A Silane, ainda de joelhos, voltou a se afastar de mim.

– Agora é a sua vez, patife! – rosnou o velho.

Avancei, de joelhos, em direção a ela, a abracei e pedi desculpas.

Ela me desculpou.

Depois voltei para o meu lugar.

– Levantem-se! – ordenou o velho. “Escutem bem: eu criei filhos foi para serem irmãos e não para brigarem feito cão e gato!”

Foi a última vez que briguei com as minhas irmãs.

O velho devia ter lido Friedrich Froebel.


Silene com Diego Casado no colo. Na frente, Mikaelly, João Ricardo, Thandra e Pablo Casado. 
Pai Simão está lá atrás.

Na época das vacas gordas, quando preservação ambiental era ficção científica, o papai costumava chegar em casa, de madrugada, com duas ou três tartarugas gigantescas.

Apanhadas na época da postura, as tartarugas estavam sempre abarrotadas de ovos.

O arabu, uma gemada de ovos de tartaruga à base de açúcar e canela, logo se transformou em um dos pratos favoritos da família.

Eu odiava aquilo e não comia de jeito nenhum.

Apesar de viciado em carne de tartaruga, sempre guardei uma distância prudente de ovos de quelônios.

No máximo, comia um ou dois ovos cozidos, com sal e limão.

Um dia, a Silene burlou a vigilância da mamãe e pegou meia dúzia de ovos para fazer um arabu básico.

Percebendo a falta dos ovos, mamãe imediatamente denunciou a pequena “ladra” ao velho.

Ele não deixou por menos:

– Pegue todos os ovos de tartaruga e prepare um único arabu!


Simone com a neta Juliana, filha do João Ricardo

Mamãe não se fez de rogada e preparou um arabu utilizando uns dois mil ovos de tartaruga.

Dava um panelão de 10 litros pela metade.

Papai encheu uma bacia de alumínio com a iguaria, chamou a Silene e cantou a pedra:

– Muito bem, mocinha! Já que você gosta tanto de arabu, pegue essa bacia e coma tudo! Só me devolva quando a bacia estiver limpa!

Claro que para a Silene as primeiras quinhentas colheradas foram ótimas.

Ela era louca por arabu.

+===+

▶ [Objetivo do exercício]
Responda às perguntas a seguir com base no trecho:
1. Que autor o velho devia ter lido?
2. Como o trecho descreve o arabu?
3. Quantos ovos de tartaruga a mamãe usou no arabu que preparou?

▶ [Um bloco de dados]
+===+

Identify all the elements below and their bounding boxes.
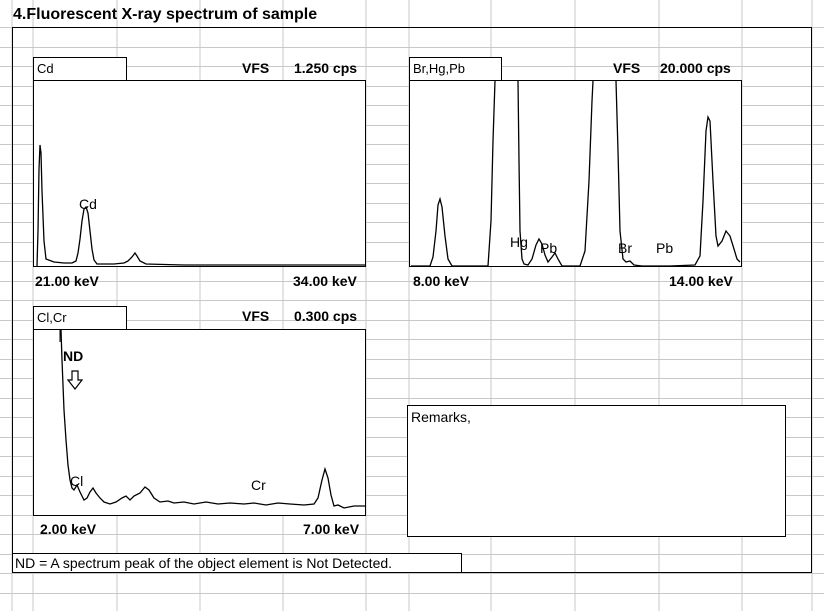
peak-label-cl: Cl xyxy=(70,473,83,489)
vfs-label-cl-cr: VFS xyxy=(242,308,270,324)
x-min-label-cd: 21.00 keV xyxy=(35,273,99,289)
down-arrow-icon xyxy=(67,370,83,390)
peak-label-cd: Cd xyxy=(79,196,97,212)
x-max-label-cl-cr: 7.00 keV xyxy=(303,521,360,537)
vfs-value-br-hg-pb: 20.000 cps xyxy=(660,60,731,76)
section-title: 4.Fluorescent X-ray spectrum of sample xyxy=(13,6,318,23)
x-max-label-cd: 34.00 keV xyxy=(293,273,357,289)
peak-label-hg: Hg xyxy=(510,234,528,250)
spectrum-plot-cd: Cd xyxy=(33,80,366,267)
peak-label-pb-l: Pb xyxy=(540,240,557,256)
vfs-value-cd: 1.250 cps xyxy=(294,60,358,76)
peak-label-br: Br xyxy=(618,240,632,256)
remarks-box[interactable]: Remarks, xyxy=(407,405,786,537)
x-max-label-br-hg-pb: 14.00 keV xyxy=(669,273,733,289)
nd-marker-label: ND xyxy=(63,348,84,364)
spectrum-trace-cd xyxy=(36,144,366,267)
peak-label-pb-m: Pb xyxy=(656,240,673,256)
vfs-value-cl-cr: 0.300 cps xyxy=(294,308,358,324)
remarks-label: Remarks, xyxy=(411,409,471,425)
spectrum-trace-cl-cr xyxy=(60,330,366,509)
nd-footnote: ND = A spectrum peak of the object eleme… xyxy=(12,553,462,573)
element-tab-br-hg-pb: Br,Hg,Pb xyxy=(409,57,502,81)
spectrum-trace-br-hg-pb xyxy=(411,81,741,267)
spectrum-plot-br-hg-pb: Hg Pb Br Pb xyxy=(409,80,742,267)
peak-label-cr: Cr xyxy=(251,477,266,493)
element-tab-cd: Cd xyxy=(33,57,127,81)
x-min-label-cl-cr: 2.00 keV xyxy=(40,521,97,537)
spectrum-plot-cl-cr: Cl Cr xyxy=(33,329,366,516)
x-min-label-br-hg-pb: 8.00 keV xyxy=(413,273,470,289)
vfs-label-br-hg-pb: VFS xyxy=(613,60,641,76)
vfs-label-cd: VFS xyxy=(242,60,270,76)
element-tab-cl-cr: Cl,Cr xyxy=(33,306,127,330)
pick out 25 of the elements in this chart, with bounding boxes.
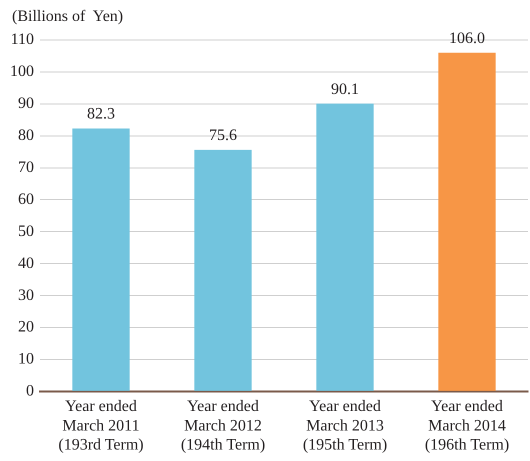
y-tick-label: 70 bbox=[18, 158, 34, 176]
x-tick-label: Year ended March 2011 (193rd Term) bbox=[58, 398, 144, 454]
y-tick-label: 50 bbox=[18, 222, 34, 240]
bar bbox=[194, 150, 252, 391]
y-tick-label: 100 bbox=[10, 63, 34, 80]
y-tick-label: 10 bbox=[18, 350, 34, 368]
x-tick-label: Year ended March 2014 (196th Term) bbox=[424, 398, 510, 454]
y-tick-label: 30 bbox=[18, 286, 34, 304]
y-tick-label: 20 bbox=[18, 318, 34, 336]
data-label: 90.1 bbox=[331, 80, 359, 98]
bar bbox=[72, 128, 130, 391]
y-tick-label: 0 bbox=[26, 382, 34, 400]
data-label: 75.6 bbox=[209, 127, 237, 144]
bar bbox=[438, 52, 496, 391]
y-tick-label: 110 bbox=[10, 31, 34, 48]
x-tick-label: Year ended March 2012 (194th Term) bbox=[180, 398, 266, 454]
data-label: 82.3 bbox=[87, 106, 115, 123]
bar bbox=[316, 104, 374, 391]
y-tick-label: 40 bbox=[18, 254, 34, 272]
data-label: 106.0 bbox=[449, 30, 485, 47]
y-tick-label: 60 bbox=[18, 190, 34, 208]
y-axis-title: (Billions of Yen) bbox=[12, 8, 124, 26]
y-tick-label: 80 bbox=[18, 127, 34, 144]
y-tick-label: 90 bbox=[18, 95, 34, 112]
x-tick-label: Year ended March 2013 (195th Term) bbox=[302, 398, 388, 454]
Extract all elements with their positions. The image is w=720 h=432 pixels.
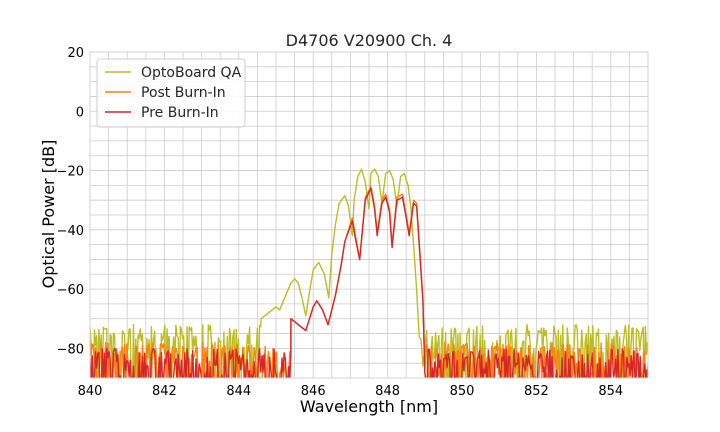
x-tick-label: 840 [78,384,103,399]
series-line-pre-burn-in [90,187,648,378]
y-tick-label: −80 [57,342,84,357]
legend-label: Post Burn-In [141,85,226,101]
y-tick-label: −60 [57,283,84,298]
x-tick-label: 842 [152,384,177,399]
x-tick-label: 844 [226,384,251,399]
legend: OptoBoard QA Post Burn-In Pre Burn-In [96,58,246,128]
x-tick-label: 852 [524,384,549,399]
y-axis-label: Optical Power [dB] [39,140,58,289]
legend-box [96,58,246,128]
y-tick-label: 0 [76,105,84,120]
x-tick-label: 846 [301,384,326,399]
series-layer [90,168,648,378]
chart-title: D4706 V20900 Ch. 4 [286,31,453,50]
y-tick-label: 20 [67,46,84,61]
legend-label: Pre Burn-In [141,105,219,121]
y-tick-label: −20 [57,165,84,180]
y-tick-label: −40 [57,224,84,239]
x-tick-label: 850 [450,384,475,399]
x-axis-label: Wavelength [nm] [300,397,438,416]
x-tick-label: 848 [375,384,400,399]
plot-frame [89,51,649,379]
legend-label: OptoBoard QA [141,65,242,81]
x-tick-label: 854 [598,384,623,399]
ticks: 840 842 844 846 848 850 852 854 20 0 −20 −40 −60 −80 [57,46,624,399]
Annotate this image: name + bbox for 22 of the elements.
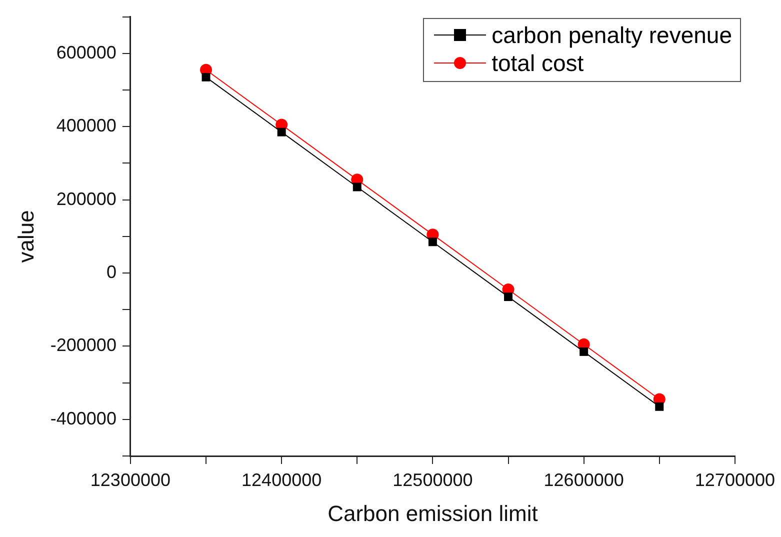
x-tick-label: 12700000: [694, 470, 776, 490]
y-tick-label: 600000: [56, 42, 116, 62]
x-axis-title: Carbon emission limit: [328, 500, 538, 526]
x-tick-label: 12600000: [544, 470, 624, 490]
y-tick-label: -400000: [50, 408, 116, 428]
x-tick-label: 12300000: [90, 470, 171, 490]
point: [202, 72, 210, 82]
x-tick-label: 12500000: [392, 470, 473, 490]
point: [428, 238, 437, 246]
y-tick-label: -200000: [50, 335, 116, 356]
y-tick-label: 400000: [56, 116, 116, 136]
y-tick-label: 200000: [56, 188, 116, 209]
x-tick-label: 12400000: [242, 470, 322, 490]
y-tick-label: 0: [106, 262, 116, 282]
y-axis-title: value: [13, 210, 38, 263]
point: [352, 182, 362, 192]
point: [504, 292, 513, 302]
legend-label: total cost: [492, 49, 584, 77]
point: [277, 128, 286, 136]
point: [655, 402, 664, 411]
point: [580, 347, 588, 356]
legend-label: carbon penalty revenue: [492, 21, 732, 49]
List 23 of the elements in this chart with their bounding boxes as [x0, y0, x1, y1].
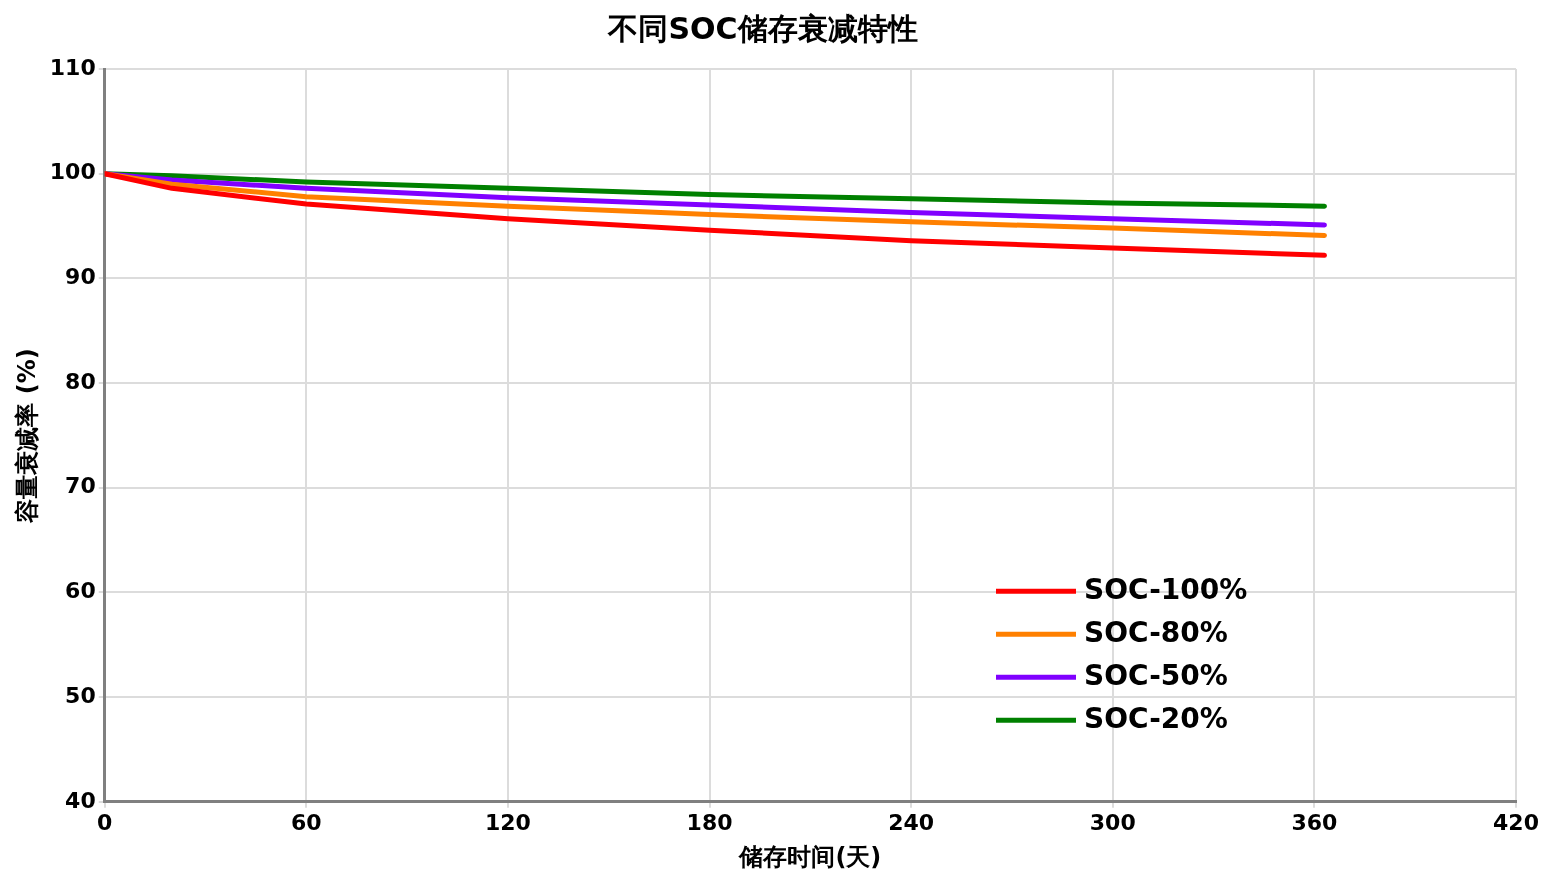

+===+

▶ [Resultado da tarefa]
1. Friedrich Froebel.
2. Uma gemada de ovos de tartaruga à base de açúcar e canela.
3. Uns dois mil ovos de tartaruga.